> **PROBLEM DESCRIPTION**: Transcribe every entry word for word, leaving out all images.

[Data records]
+ + + +

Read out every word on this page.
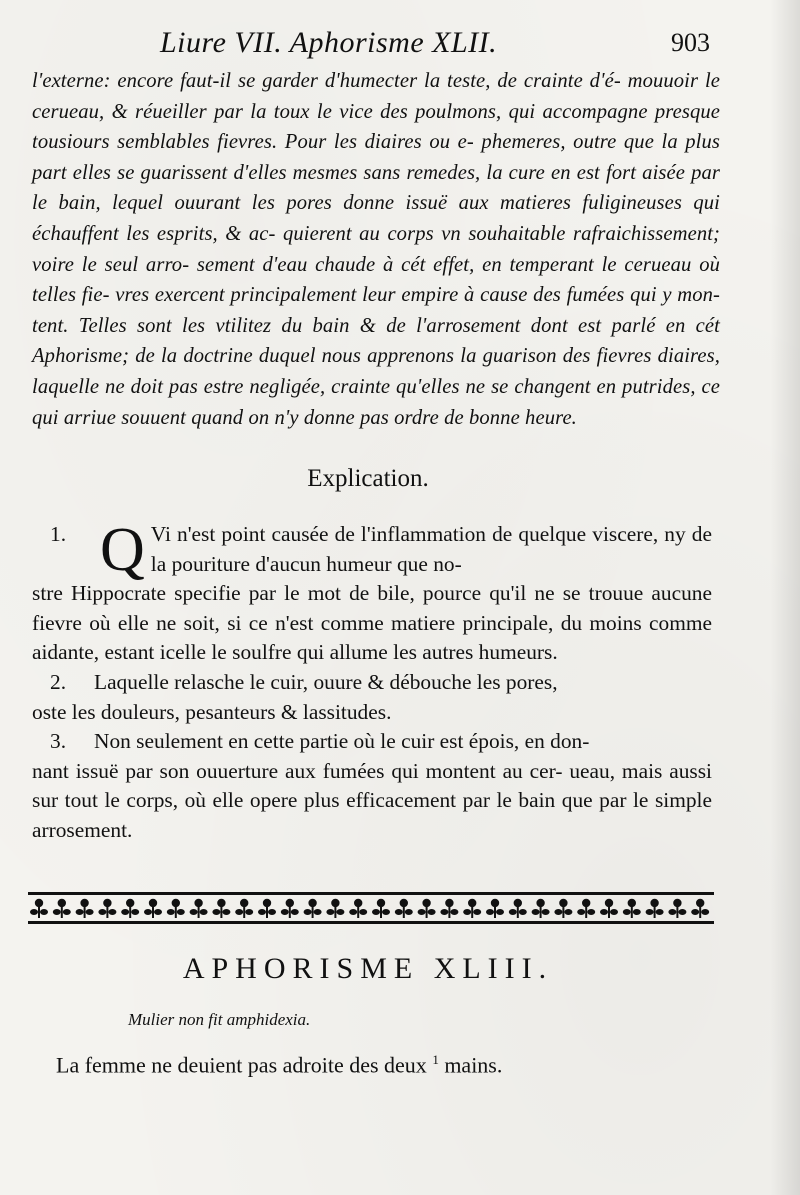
Liure VII. Aphorisme XLII.	903
l'externe: encore faut-il se garder d'humecter la teste, de crainte d'é- mouuoir le cerueau, & réueiller par la toux le vice des poulmons, qui accompagne presque tousiours semblables fievres. Pour les diaires ou e- phemeres, outre que la plus part elles se guarissent d'elles mesmes sans remedes, la cure en est fort aisée par le bain, lequel ouurant les pores donne issuë aux matieres fuligineuses qui échauffent les esprits, & ac- quierent au corps vn souhaitable rafraichissement; voire le seul arro- sement d'eau chaude à cét effet, en temperant le cerueau où telles fie- vres exercent principalement leur empire à cause des fumées qui y mon- tent. Telles sont les vtilitez du bain & de l'arrosement dont est parlé en cét Aphorisme; de la doctrine duquel nous apprenons la guarison des fievres diaires, laquelle ne doit pas estre negligée, crainte qu'elles ne se changent en putrides, ce qui arriue souuent quand on n'y donne pas ordre de bonne heure.
Explication.
1. Q Vi n'est point causée de l'inflammation de quelque viscere, ny de la pouriture d'aucun humeur que no-
stre Hippocrate specifie par le mot de bile, pource qu'il ne se trouue aucune fievre où elle ne soit, si ce n'est comme matiere principale, du moins comme aidante, estant icelle le soulfre qui allume les autres humeurs.
2. Laquelle relasche le cuir, ouure & débouche les pores,
oste les douleurs, pesanteurs & lassitudes.
3. Non seulement en cette partie où le cuir est épois, en don-
nant issuë par son ouuerture aux fumées qui montent au cer- ueau, mais aussi sur tout le corps, où elle opere plus efficacement par le bain que par le simple arrosement.
APHORISME XLIII.
Mulier non fit amphidexia.
La femme ne deuient pas adroite des deux $^1$ mains.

+ + + +

> **COMPLETE ANSWER**:
Read out every word on this page.
Liure VII. Aphorisme XLII.	903
l'externe: encore faut-il se garder d'humecter la teste, de crainte d'é- mouuoir le cerueau, & réueiller par la toux le vice des poulmons, qui accompagne presque tousiours semblables fievres. Pour les diaires ou e- phemeres, outre que la plus part elles se guarissent d'elles mesmes sans remedes, la cure en est fort aisée par le bain, lequel ouurant les pores donne issuë aux matieres fuligineuses qui échauffent les esprits, & ac- quierent au corps vn souhaitable rafraichissement; voire le seul arro- sement d'eau chaude à cét effet, en temperant le cerueau où telles fie- vres exercent principalement leur empire à cause des fumées qui y mon- tent. Telles sont les vtilitez du bain & de l'arrosement dont est parlé en cét Aphorisme; de la doctrine duquel nous apprenons la guarison des fievres diaires, laquelle ne doit pas estre negligée, crainte qu'elles ne se changent en putrides, ce qui arriue souuent quand on n'y donne pas ordre de bonne heure.
Explication.
1. Q Vi n'est point causée de l'inflammation de quelque viscere, ny de la pouriture d'aucun humeur que no-
stre Hippocrate specifie par le mot de bile, pource qu'il ne se trouue aucune fievre où elle ne soit, si ce n'est comme matiere principale, du moins comme aidante, estant icelle le soulfre qui allume les autres humeurs.
2. Laquelle relasche le cuir, ouure & débouche les pores,
oste les douleurs, pesanteurs & lassitudes.
3. Non seulement en cette partie où le cuir est épois, en don-
nant issuë par son ouuerture aux fumées qui montent au cer- ueau, mais aussi sur tout le corps, où elle opere plus efficacement par le bain que par le simple arrosement.
APHORISME XLIII.
Mulier non fit amphidexia.
La femme ne deuient pas adroite des deux $^1$ mains.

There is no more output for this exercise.